*Rows*
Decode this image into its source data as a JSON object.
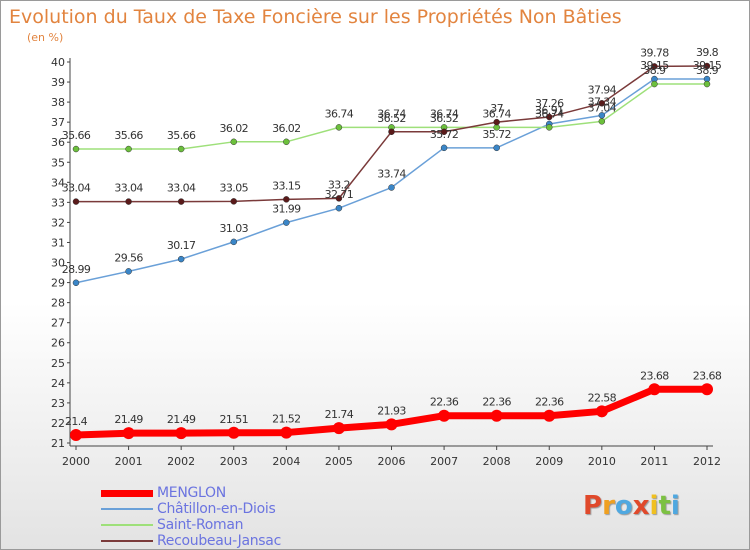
{
  "title": "Evolution du Taux de Taxe Foncière sur les Propriétés Non Bâties",
  "unit_label": "(en %)",
  "logo": {
    "text": "Proxiti",
    "letters": [
      {
        "ch": "P",
        "color": "#e0492b"
      },
      {
        "ch": "r",
        "color": "#f0a020"
      },
      {
        "ch": "o",
        "color": "#4fa8e0"
      },
      {
        "ch": "x",
        "color": "#e0492b"
      },
      {
        "ch": "i",
        "color": "#f0c020"
      },
      {
        "ch": "t",
        "color": "#7cc142"
      },
      {
        "ch": "i",
        "color": "#4fa8e0"
      }
    ]
  },
  "chart_data": {
    "type": "line",
    "x": [
      "2000",
      "2001",
      "2002",
      "2003",
      "2004",
      "2005",
      "2006",
      "2007",
      "2008",
      "2009",
      "2010",
      "2011",
      "2012"
    ],
    "ylim": [
      21,
      40
    ],
    "yticks": [
      21,
      22,
      23,
      24,
      25,
      26,
      27,
      28,
      29,
      30,
      31,
      32,
      33,
      34,
      35,
      36,
      37,
      38,
      39,
      40
    ],
    "grid": false,
    "legend_position": "bottom-left",
    "series": [
      {
        "name": "MENGLON",
        "color": "#ff0000",
        "marker_color": "#ff0000",
        "thick": true,
        "values": [
          21.4,
          21.49,
          21.49,
          21.51,
          21.52,
          21.74,
          21.93,
          22.36,
          22.36,
          22.36,
          22.58,
          23.68,
          23.68
        ],
        "labels": [
          "21.4",
          "21.49",
          "21.49",
          "21.51",
          "21.52",
          "21.74",
          "21.93",
          "22.36",
          "22.36",
          "22.36",
          "22.58",
          "23.68",
          "23.68"
        ]
      },
      {
        "name": "Châtillon-en-Diois",
        "color": "#6aa0d8",
        "marker_color": "#3a86c8",
        "thick": false,
        "values": [
          28.99,
          29.56,
          30.17,
          31.03,
          31.99,
          32.71,
          33.74,
          35.72,
          35.72,
          36.91,
          37.34,
          39.15,
          39.15
        ],
        "labels": [
          "28.99",
          "29.56",
          "30.17",
          "31.03",
          "31.99",
          "32.71",
          "33.74",
          "35.72",
          "35.72",
          "36.91",
          "37.34",
          "39.15",
          "39.15"
        ]
      },
      {
        "name": "Saint-Roman",
        "color": "#9ee07a",
        "marker_color": "#6cc03c",
        "thick": false,
        "values": [
          35.66,
          35.66,
          35.66,
          36.02,
          36.02,
          36.74,
          36.74,
          36.74,
          36.74,
          36.74,
          37.04,
          38.9,
          38.9
        ],
        "labels": [
          "35.66",
          "35.66",
          "35.66",
          "36.02",
          "36.02",
          "36.74",
          "36.74",
          "36.74",
          "36.74",
          "36.74",
          "37.04",
          "38.9",
          "38.9"
        ]
      },
      {
        "name": "Recoubeau-Jansac",
        "color": "#7a3a3a",
        "marker_color": "#5a1a1a",
        "thick": false,
        "values": [
          33.04,
          33.04,
          33.04,
          33.05,
          33.15,
          33.2,
          36.52,
          36.52,
          37.0,
          37.26,
          37.94,
          39.78,
          39.8
        ],
        "labels": [
          "33.04",
          "33.04",
          "33.04",
          "33.05",
          "33.15",
          "33.2",
          "36.52",
          "36.52",
          "37",
          "37.26",
          "37.94",
          "39.78",
          "39.8"
        ]
      }
    ]
  }
}
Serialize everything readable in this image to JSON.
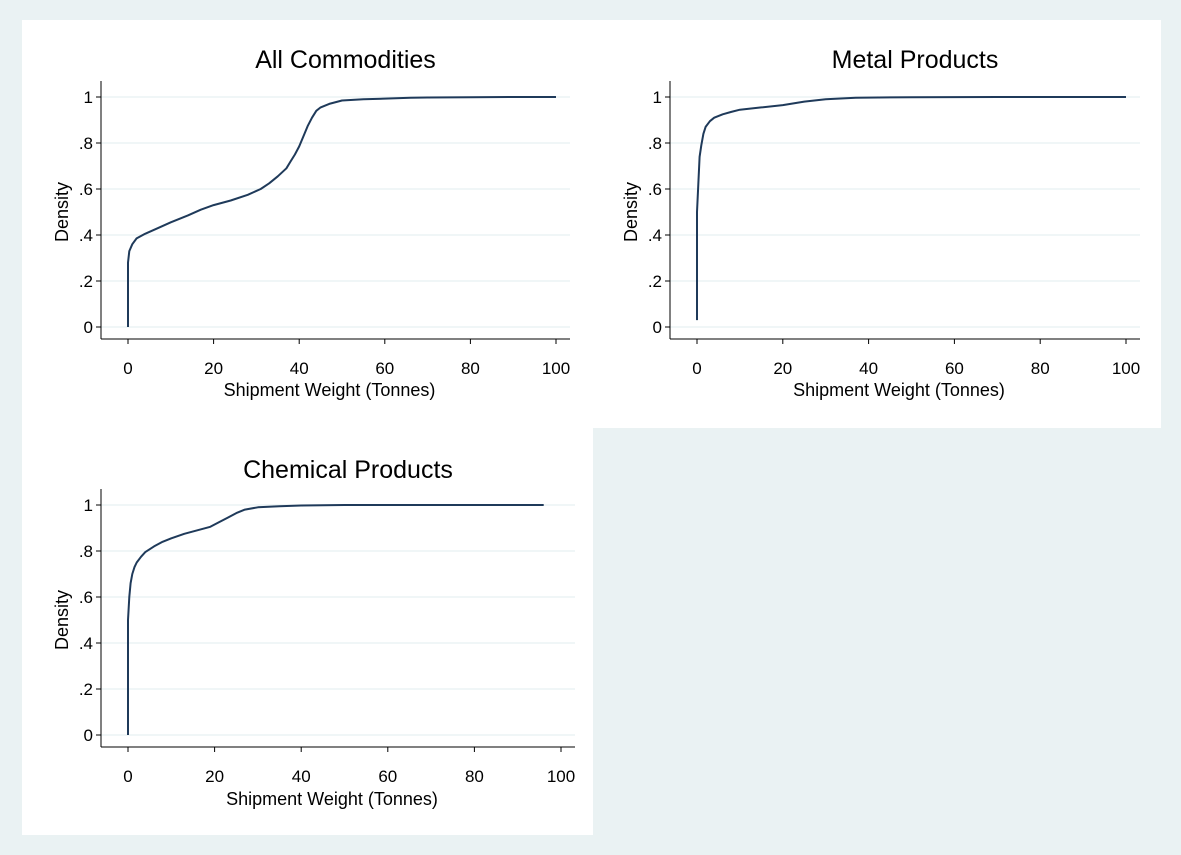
{
  "figure": {
    "background": "#eaf2f3",
    "panel_background": "#ffffff",
    "line_color": "#1f3a5a",
    "grid_color": "#e8f0f2"
  },
  "chart_data": [
    {
      "type": "line",
      "title": "All Commodities",
      "xlabel": "Shipment Weight (Tonnes)",
      "ylabel": "Density",
      "xlim": [
        0,
        100
      ],
      "ylim": [
        0,
        1
      ],
      "xticks": [
        0,
        20,
        40,
        60,
        80,
        100
      ],
      "xtick_labels": [
        "0",
        "20",
        "40",
        "60",
        "80",
        "100"
      ],
      "yticks": [
        0,
        0.2,
        0.4,
        0.6,
        0.8,
        1
      ],
      "ytick_labels": [
        "0",
        ".2",
        ".4",
        ".6",
        ".8",
        "1"
      ],
      "grid": "horizontal",
      "series": [
        {
          "x": [
            0,
            0,
            0.3,
            1,
            2,
            4,
            7,
            10,
            14,
            17,
            20,
            24,
            28,
            31,
            33,
            35,
            37,
            38,
            39,
            40,
            41,
            42,
            43,
            44,
            45,
            47,
            50,
            55,
            60,
            66,
            70,
            80,
            90,
            100
          ],
          "y": [
            0,
            0.28,
            0.33,
            0.36,
            0.385,
            0.405,
            0.43,
            0.455,
            0.485,
            0.51,
            0.53,
            0.55,
            0.575,
            0.6,
            0.625,
            0.655,
            0.69,
            0.72,
            0.75,
            0.785,
            0.83,
            0.875,
            0.91,
            0.94,
            0.955,
            0.97,
            0.985,
            0.99,
            0.993,
            0.997,
            0.998,
            0.999,
            1.0,
            1.0
          ]
        }
      ]
    },
    {
      "type": "line",
      "title": "Metal Products",
      "xlabel": "Shipment Weight (Tonnes)",
      "ylabel": "Density",
      "xlim": [
        0,
        100
      ],
      "ylim": [
        0,
        1
      ],
      "xticks": [
        0,
        20,
        40,
        60,
        80,
        100
      ],
      "xtick_labels": [
        "0",
        "20",
        "40",
        "60",
        "80",
        "100"
      ],
      "yticks": [
        0,
        0.2,
        0.4,
        0.6,
        0.8,
        1
      ],
      "ytick_labels": [
        "0",
        ".2",
        ".4",
        ".6",
        ".8",
        "1"
      ],
      "grid": "horizontal",
      "series": [
        {
          "x": [
            0,
            0,
            0.3,
            0.6,
            1,
            1.5,
            2,
            3,
            4,
            6,
            8,
            10,
            15,
            20,
            25,
            30,
            37,
            50,
            70,
            100
          ],
          "y": [
            0.03,
            0.5,
            0.62,
            0.74,
            0.79,
            0.84,
            0.87,
            0.895,
            0.91,
            0.925,
            0.935,
            0.945,
            0.955,
            0.965,
            0.98,
            0.99,
            0.997,
            0.999,
            1.0,
            1.0
          ]
        }
      ]
    },
    {
      "type": "line",
      "title": "Chemical Products",
      "xlabel": "Shipment Weight (Tonnes)",
      "ylabel": "Density",
      "xlim": [
        0,
        100
      ],
      "ylim": [
        0,
        1
      ],
      "xticks": [
        0,
        20,
        40,
        60,
        80,
        100
      ],
      "xtick_labels": [
        "0",
        "20",
        "40",
        "60",
        "80",
        "100"
      ],
      "yticks": [
        0,
        0.2,
        0.4,
        0.6,
        0.8,
        1
      ],
      "ytick_labels": [
        "0",
        ".2",
        ".4",
        ".6",
        ".8",
        "1"
      ],
      "grid": "horizontal",
      "series": [
        {
          "x": [
            0,
            0,
            0.3,
            0.6,
            1,
            1.5,
            2,
            3,
            4,
            6,
            8,
            10,
            13,
            16,
            19,
            21,
            23,
            25,
            27,
            30,
            35,
            40,
            50,
            60,
            70,
            80,
            96
          ],
          "y": [
            0,
            0.5,
            0.6,
            0.66,
            0.7,
            0.73,
            0.75,
            0.775,
            0.795,
            0.82,
            0.84,
            0.855,
            0.875,
            0.89,
            0.905,
            0.925,
            0.945,
            0.965,
            0.98,
            0.99,
            0.995,
            0.998,
            1.0,
            1.0,
            1.0,
            1.0,
            1.0
          ]
        }
      ]
    }
  ]
}
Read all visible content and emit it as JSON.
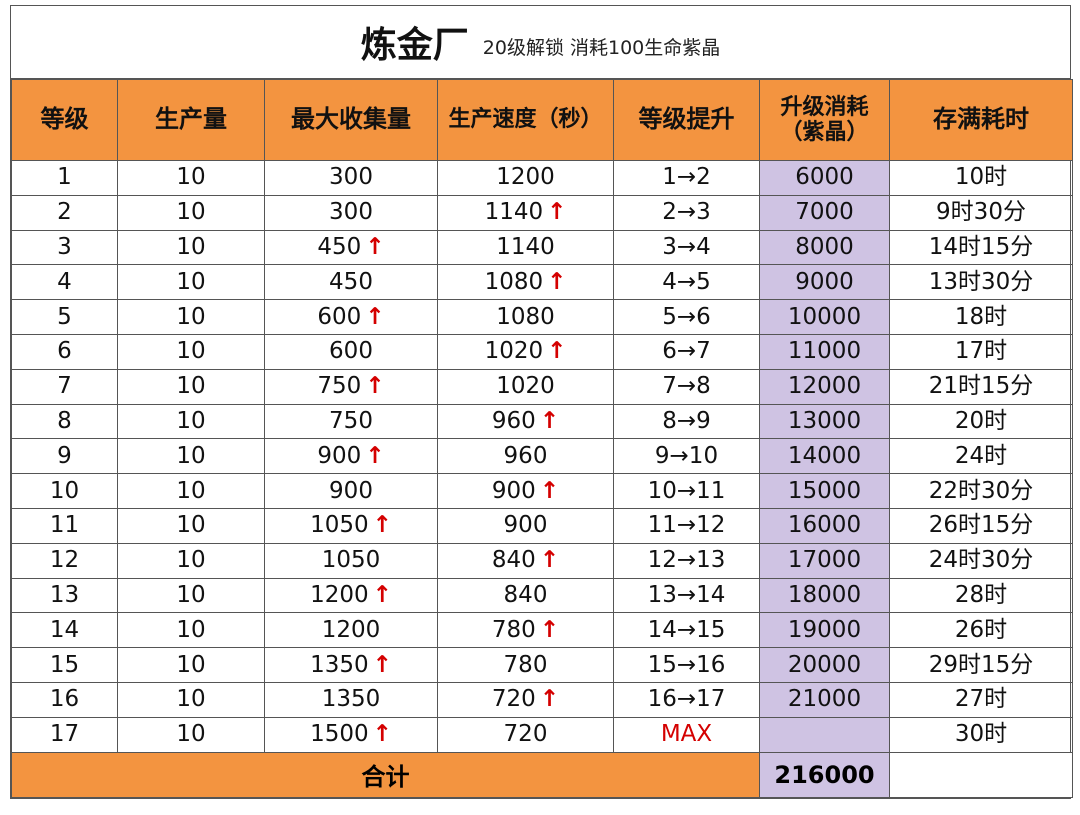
{
  "title": {
    "main": "炼金厂",
    "sub": "20级解锁 消耗100生命紫晶"
  },
  "headers": [
    "等级",
    "生产量",
    "最大收集量",
    "生产速度（秒）",
    "等级提升",
    "升级消耗\n（紫晶）",
    "存满耗时"
  ],
  "up_arrow": "↑",
  "rows": [
    {
      "level": "1",
      "production": "10",
      "max_collect": "300",
      "max_up": false,
      "speed": "1200",
      "speed_up": false,
      "upgrade": "1→2",
      "cost": "6000",
      "fill_time": "10时"
    },
    {
      "level": "2",
      "production": "10",
      "max_collect": "300",
      "max_up": false,
      "speed": "1140",
      "speed_up": true,
      "upgrade": "2→3",
      "cost": "7000",
      "fill_time": "9时30分"
    },
    {
      "level": "3",
      "production": "10",
      "max_collect": "450",
      "max_up": true,
      "speed": "1140",
      "speed_up": false,
      "upgrade": "3→4",
      "cost": "8000",
      "fill_time": "14时15分"
    },
    {
      "level": "4",
      "production": "10",
      "max_collect": "450",
      "max_up": false,
      "speed": "1080",
      "speed_up": true,
      "upgrade": "4→5",
      "cost": "9000",
      "fill_time": "13时30分"
    },
    {
      "level": "5",
      "production": "10",
      "max_collect": "600",
      "max_up": true,
      "speed": "1080",
      "speed_up": false,
      "upgrade": "5→6",
      "cost": "10000",
      "fill_time": "18时"
    },
    {
      "level": "6",
      "production": "10",
      "max_collect": "600",
      "max_up": false,
      "speed": "1020",
      "speed_up": true,
      "upgrade": "6→7",
      "cost": "11000",
      "fill_time": "17时"
    },
    {
      "level": "7",
      "production": "10",
      "max_collect": "750",
      "max_up": true,
      "speed": "1020",
      "speed_up": false,
      "upgrade": "7→8",
      "cost": "12000",
      "fill_time": "21时15分"
    },
    {
      "level": "8",
      "production": "10",
      "max_collect": "750",
      "max_up": false,
      "speed": "960",
      "speed_up": true,
      "upgrade": "8→9",
      "cost": "13000",
      "fill_time": "20时"
    },
    {
      "level": "9",
      "production": "10",
      "max_collect": "900",
      "max_up": true,
      "speed": "960",
      "speed_up": false,
      "upgrade": "9→10",
      "cost": "14000",
      "fill_time": "24时"
    },
    {
      "level": "10",
      "production": "10",
      "max_collect": "900",
      "max_up": false,
      "speed": "900",
      "speed_up": true,
      "upgrade": "10→11",
      "cost": "15000",
      "fill_time": "22时30分"
    },
    {
      "level": "11",
      "production": "10",
      "max_collect": "1050",
      "max_up": true,
      "speed": "900",
      "speed_up": false,
      "upgrade": "11→12",
      "cost": "16000",
      "fill_time": "26时15分"
    },
    {
      "level": "12",
      "production": "10",
      "max_collect": "1050",
      "max_up": false,
      "speed": "840",
      "speed_up": true,
      "upgrade": "12→13",
      "cost": "17000",
      "fill_time": "24时30分"
    },
    {
      "level": "13",
      "production": "10",
      "max_collect": "1200",
      "max_up": true,
      "speed": "840",
      "speed_up": false,
      "upgrade": "13→14",
      "cost": "18000",
      "fill_time": "28时"
    },
    {
      "level": "14",
      "production": "10",
      "max_collect": "1200",
      "max_up": false,
      "speed": "780",
      "speed_up": true,
      "upgrade": "14→15",
      "cost": "19000",
      "fill_time": "26时"
    },
    {
      "level": "15",
      "production": "10",
      "max_collect": "1350",
      "max_up": true,
      "speed": "780",
      "speed_up": false,
      "upgrade": "15→16",
      "cost": "20000",
      "fill_time": "29时15分"
    },
    {
      "level": "16",
      "production": "10",
      "max_collect": "1350",
      "max_up": false,
      "speed": "720",
      "speed_up": true,
      "upgrade": "16→17",
      "cost": "21000",
      "fill_time": "27时"
    },
    {
      "level": "17",
      "production": "10",
      "max_collect": "1500",
      "max_up": true,
      "speed": "720",
      "speed_up": false,
      "upgrade": "MAX",
      "cost": "",
      "fill_time": "30时"
    }
  ],
  "total": {
    "label": "合计",
    "cost": "216000"
  },
  "colors": {
    "header_bg": "#f39440",
    "cost_bg": "#cfc3e3",
    "arrow": "#d40000",
    "max_text": "#d40000",
    "border": "#555555"
  }
}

*What is needed*
Tally the lines in the entries above that hold the word "image". Reply with nothing but that count.

*Result*
2